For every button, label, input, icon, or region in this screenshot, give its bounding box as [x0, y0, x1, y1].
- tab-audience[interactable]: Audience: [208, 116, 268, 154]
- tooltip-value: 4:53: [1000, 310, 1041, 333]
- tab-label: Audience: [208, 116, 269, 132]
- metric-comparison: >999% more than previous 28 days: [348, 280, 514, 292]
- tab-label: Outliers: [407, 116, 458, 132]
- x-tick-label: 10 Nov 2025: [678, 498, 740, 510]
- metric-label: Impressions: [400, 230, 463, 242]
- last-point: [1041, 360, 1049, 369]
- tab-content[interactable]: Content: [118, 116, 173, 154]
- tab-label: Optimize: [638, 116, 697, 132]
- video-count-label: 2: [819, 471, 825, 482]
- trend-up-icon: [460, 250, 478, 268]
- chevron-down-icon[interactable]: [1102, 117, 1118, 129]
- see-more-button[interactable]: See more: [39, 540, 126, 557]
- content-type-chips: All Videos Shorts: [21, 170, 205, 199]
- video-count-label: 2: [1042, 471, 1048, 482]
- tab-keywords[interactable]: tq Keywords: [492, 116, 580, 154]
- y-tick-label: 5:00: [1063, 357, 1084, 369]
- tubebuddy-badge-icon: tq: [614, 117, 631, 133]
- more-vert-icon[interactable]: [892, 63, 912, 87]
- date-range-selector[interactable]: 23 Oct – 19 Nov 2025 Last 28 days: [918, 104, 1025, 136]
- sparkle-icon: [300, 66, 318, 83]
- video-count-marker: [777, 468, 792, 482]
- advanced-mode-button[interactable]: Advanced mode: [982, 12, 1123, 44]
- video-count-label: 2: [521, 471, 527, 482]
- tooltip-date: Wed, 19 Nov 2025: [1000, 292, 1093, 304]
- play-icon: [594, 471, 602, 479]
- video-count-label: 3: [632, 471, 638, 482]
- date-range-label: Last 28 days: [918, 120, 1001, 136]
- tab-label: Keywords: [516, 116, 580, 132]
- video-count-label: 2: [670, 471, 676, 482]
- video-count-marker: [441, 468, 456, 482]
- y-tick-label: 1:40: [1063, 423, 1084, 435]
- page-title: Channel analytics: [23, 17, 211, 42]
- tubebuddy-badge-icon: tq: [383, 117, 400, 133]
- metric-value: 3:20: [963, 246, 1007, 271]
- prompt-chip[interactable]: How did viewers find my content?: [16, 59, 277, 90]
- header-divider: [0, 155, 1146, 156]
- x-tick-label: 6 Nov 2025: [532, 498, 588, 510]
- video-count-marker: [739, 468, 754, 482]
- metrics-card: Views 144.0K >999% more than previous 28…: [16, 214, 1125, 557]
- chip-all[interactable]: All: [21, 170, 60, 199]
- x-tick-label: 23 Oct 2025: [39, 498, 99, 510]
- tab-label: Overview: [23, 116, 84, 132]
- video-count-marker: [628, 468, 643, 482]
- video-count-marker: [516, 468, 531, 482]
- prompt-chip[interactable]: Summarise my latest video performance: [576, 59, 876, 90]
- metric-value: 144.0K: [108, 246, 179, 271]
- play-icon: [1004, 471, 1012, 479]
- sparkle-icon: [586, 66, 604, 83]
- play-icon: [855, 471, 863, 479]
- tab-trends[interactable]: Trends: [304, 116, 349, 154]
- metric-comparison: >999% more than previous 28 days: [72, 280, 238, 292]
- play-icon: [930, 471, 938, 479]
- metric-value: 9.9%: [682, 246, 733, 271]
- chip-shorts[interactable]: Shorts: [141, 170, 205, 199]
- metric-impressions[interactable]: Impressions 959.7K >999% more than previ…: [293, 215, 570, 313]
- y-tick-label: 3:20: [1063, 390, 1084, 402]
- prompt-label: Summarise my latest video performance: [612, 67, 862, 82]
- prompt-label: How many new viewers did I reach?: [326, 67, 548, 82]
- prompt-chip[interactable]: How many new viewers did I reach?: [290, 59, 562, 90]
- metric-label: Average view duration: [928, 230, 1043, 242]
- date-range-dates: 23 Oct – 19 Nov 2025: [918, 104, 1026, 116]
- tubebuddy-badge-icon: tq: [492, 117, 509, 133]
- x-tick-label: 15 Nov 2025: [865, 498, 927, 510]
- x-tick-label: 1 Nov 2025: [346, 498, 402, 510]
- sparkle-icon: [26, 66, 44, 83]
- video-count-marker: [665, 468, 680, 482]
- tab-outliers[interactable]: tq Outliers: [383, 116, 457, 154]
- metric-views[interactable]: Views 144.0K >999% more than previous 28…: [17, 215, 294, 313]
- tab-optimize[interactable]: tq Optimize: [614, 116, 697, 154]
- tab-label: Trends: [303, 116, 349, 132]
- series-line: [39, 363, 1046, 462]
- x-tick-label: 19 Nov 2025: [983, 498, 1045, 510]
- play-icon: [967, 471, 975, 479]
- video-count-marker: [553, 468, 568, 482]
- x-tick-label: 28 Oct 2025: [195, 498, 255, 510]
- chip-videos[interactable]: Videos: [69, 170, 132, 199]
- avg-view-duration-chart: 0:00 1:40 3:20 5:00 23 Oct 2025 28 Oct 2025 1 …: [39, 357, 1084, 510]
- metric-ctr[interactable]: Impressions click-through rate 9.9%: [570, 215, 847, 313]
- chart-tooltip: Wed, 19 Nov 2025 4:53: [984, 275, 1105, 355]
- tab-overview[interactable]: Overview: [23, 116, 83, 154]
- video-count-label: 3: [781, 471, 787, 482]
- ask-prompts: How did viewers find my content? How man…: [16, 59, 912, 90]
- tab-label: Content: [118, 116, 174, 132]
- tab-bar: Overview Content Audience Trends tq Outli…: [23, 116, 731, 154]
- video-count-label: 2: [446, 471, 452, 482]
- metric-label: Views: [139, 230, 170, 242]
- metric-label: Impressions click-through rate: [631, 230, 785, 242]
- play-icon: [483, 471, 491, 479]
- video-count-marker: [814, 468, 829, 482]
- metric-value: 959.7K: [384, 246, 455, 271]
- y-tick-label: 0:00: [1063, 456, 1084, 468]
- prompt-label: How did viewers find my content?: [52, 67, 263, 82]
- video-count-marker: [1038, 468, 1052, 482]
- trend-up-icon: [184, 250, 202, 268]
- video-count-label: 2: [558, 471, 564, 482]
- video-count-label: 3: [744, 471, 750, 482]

**WHAT IS NEEDED**
Copy every line of the items above word for word, from the first line to the last.

**OUTPUT OF THE TASK**
For every button, label, input, icon, or region in this screenshot, give its bounding box as [x0, y0, x1, y1].
- tab-audience[interactable]: Audience: [208, 116, 268, 154]
- tooltip-value: 4:53: [1000, 310, 1041, 333]
- tab-label: Audience: [208, 116, 269, 132]
- metric-comparison: >999% more than previous 28 days: [348, 280, 514, 292]
- tab-label: Outliers: [407, 116, 458, 132]
- x-tick-label: 10 Nov 2025: [678, 498, 740, 510]
- metric-label: Impressions: [400, 230, 463, 242]
- last-point: [1041, 360, 1049, 369]
- tab-content[interactable]: Content: [118, 116, 173, 154]
- tab-label: Optimize: [638, 116, 697, 132]
- video-count-label: 2: [819, 471, 825, 482]
- trend-up-icon: [460, 250, 478, 268]
- chevron-down-icon[interactable]: [1102, 117, 1118, 129]
- see-more-button[interactable]: See more: [39, 540, 126, 557]
- content-type-chips: All Videos Shorts: [21, 170, 205, 199]
- video-count-label: 2: [1042, 471, 1048, 482]
- tab-keywords[interactable]: tq Keywords: [492, 116, 580, 154]
- y-tick-label: 5:00: [1063, 357, 1084, 369]
- tubebuddy-badge-icon: tq: [614, 117, 631, 133]
- more-vert-icon[interactable]: [892, 63, 912, 87]
- date-range-selector[interactable]: 23 Oct – 19 Nov 2025 Last 28 days: [918, 104, 1025, 136]
- sparkle-icon: [300, 66, 318, 83]
- video-count-marker: [777, 468, 792, 482]
- advanced-mode-button[interactable]: Advanced mode: [982, 12, 1123, 44]
- video-count-label: 2: [521, 471, 527, 482]
- tooltip-date: Wed, 19 Nov 2025: [1000, 292, 1093, 304]
- play-icon: [594, 471, 602, 479]
- video-count-label: 3: [632, 471, 638, 482]
- date-range-label: Last 28 days: [918, 120, 1001, 136]
- tab-label: Keywords: [516, 116, 580, 132]
- video-count-label: 2: [670, 471, 676, 482]
- video-count-marker: [441, 468, 456, 482]
- y-tick-label: 1:40: [1063, 423, 1084, 435]
- page-title: Channel analytics: [23, 17, 211, 42]
- tubebuddy-badge-icon: tq: [383, 117, 400, 133]
- metric-value: 3:20: [963, 246, 1007, 271]
- prompt-chip[interactable]: How did viewers find my content?: [16, 59, 277, 90]
- header-divider: [0, 155, 1146, 156]
- x-tick-label: 6 Nov 2025: [532, 498, 588, 510]
- video-count-marker: [739, 468, 754, 482]
- metrics-card: Views 144.0K >999% more than previous 28…: [16, 214, 1125, 557]
- chip-all[interactable]: All: [21, 170, 60, 199]
- x-tick-label: 23 Oct 2025: [39, 498, 99, 510]
- tab-label: Overview: [23, 116, 84, 132]
- video-count-marker: [628, 468, 643, 482]
- video-count-marker: [516, 468, 531, 482]
- prompt-chip[interactable]: Summarise my latest video performance: [576, 59, 876, 90]
- metric-value: 144.0K: [108, 246, 179, 271]
- play-icon: [1004, 471, 1012, 479]
- sparkle-icon: [586, 66, 604, 83]
- play-icon: [855, 471, 863, 479]
- tab-trends[interactable]: Trends: [304, 116, 349, 154]
- metric-comparison: >999% more than previous 28 days: [72, 280, 238, 292]
- play-icon: [930, 471, 938, 479]
- metric-value: 9.9%: [682, 246, 733, 271]
- chip-shorts[interactable]: Shorts: [141, 170, 205, 199]
- metric-impressions[interactable]: Impressions 959.7K >999% more than previ…: [293, 215, 570, 313]
- y-tick-label: 3:20: [1063, 390, 1084, 402]
- prompt-label: Summarise my latest video performance: [612, 67, 862, 82]
- prompt-label: How many new viewers did I reach?: [326, 67, 548, 82]
- prompt-chip[interactable]: How many new viewers did I reach?: [290, 59, 562, 90]
- metric-label: Average view duration: [928, 230, 1043, 242]
- date-range-dates: 23 Oct – 19 Nov 2025: [918, 104, 1026, 116]
- tubebuddy-badge-icon: tq: [492, 117, 509, 133]
- x-tick-label: 15 Nov 2025: [865, 498, 927, 510]
- x-tick-label: 1 Nov 2025: [346, 498, 402, 510]
- sparkle-icon: [26, 66, 44, 83]
- video-count-marker: [665, 468, 680, 482]
- tab-outliers[interactable]: tq Outliers: [383, 116, 457, 154]
- metric-views[interactable]: Views 144.0K >999% more than previous 28…: [17, 215, 294, 313]
- tab-optimize[interactable]: tq Optimize: [614, 116, 697, 154]
- tab-label: Trends: [303, 116, 349, 132]
- series-line: [39, 363, 1046, 462]
- x-tick-label: 19 Nov 2025: [983, 498, 1045, 510]
- play-icon: [967, 471, 975, 479]
- video-count-marker: [553, 468, 568, 482]
- x-tick-label: 28 Oct 2025: [195, 498, 255, 510]
- chip-videos[interactable]: Videos: [69, 170, 132, 199]
- avg-view-duration-chart: 0:00 1:40 3:20 5:00 23 Oct 2025 28 Oct 2025 1 …: [39, 357, 1084, 510]
- metric-ctr[interactable]: Impressions click-through rate 9.9%: [570, 215, 847, 313]
- chart-tooltip: Wed, 19 Nov 2025 4:53: [984, 275, 1105, 355]
- tab-overview[interactable]: Overview: [23, 116, 83, 154]
- video-count-label: 3: [781, 471, 787, 482]
- ask-prompts: How did viewers find my content? How man…: [16, 59, 912, 90]
- tab-label: Content: [118, 116, 174, 132]
- tab-bar: Overview Content Audience Trends tq Outli…: [23, 116, 731, 154]
- video-count-label: 2: [446, 471, 452, 482]
- metric-label: Views: [139, 230, 170, 242]
- metric-label: Impressions click-through rate: [631, 230, 785, 242]
- play-icon: [483, 471, 491, 479]
- video-count-marker: [814, 468, 829, 482]
- metric-value: 959.7K: [384, 246, 455, 271]
- y-tick-label: 0:00: [1063, 456, 1084, 468]
- prompt-label: How did viewers find my content?: [52, 67, 263, 82]
- video-count-marker: [1038, 468, 1052, 482]
- trend-up-icon: [184, 250, 202, 268]
- video-count-label: 2: [558, 471, 564, 482]
- video-count-label: 3: [744, 471, 750, 482]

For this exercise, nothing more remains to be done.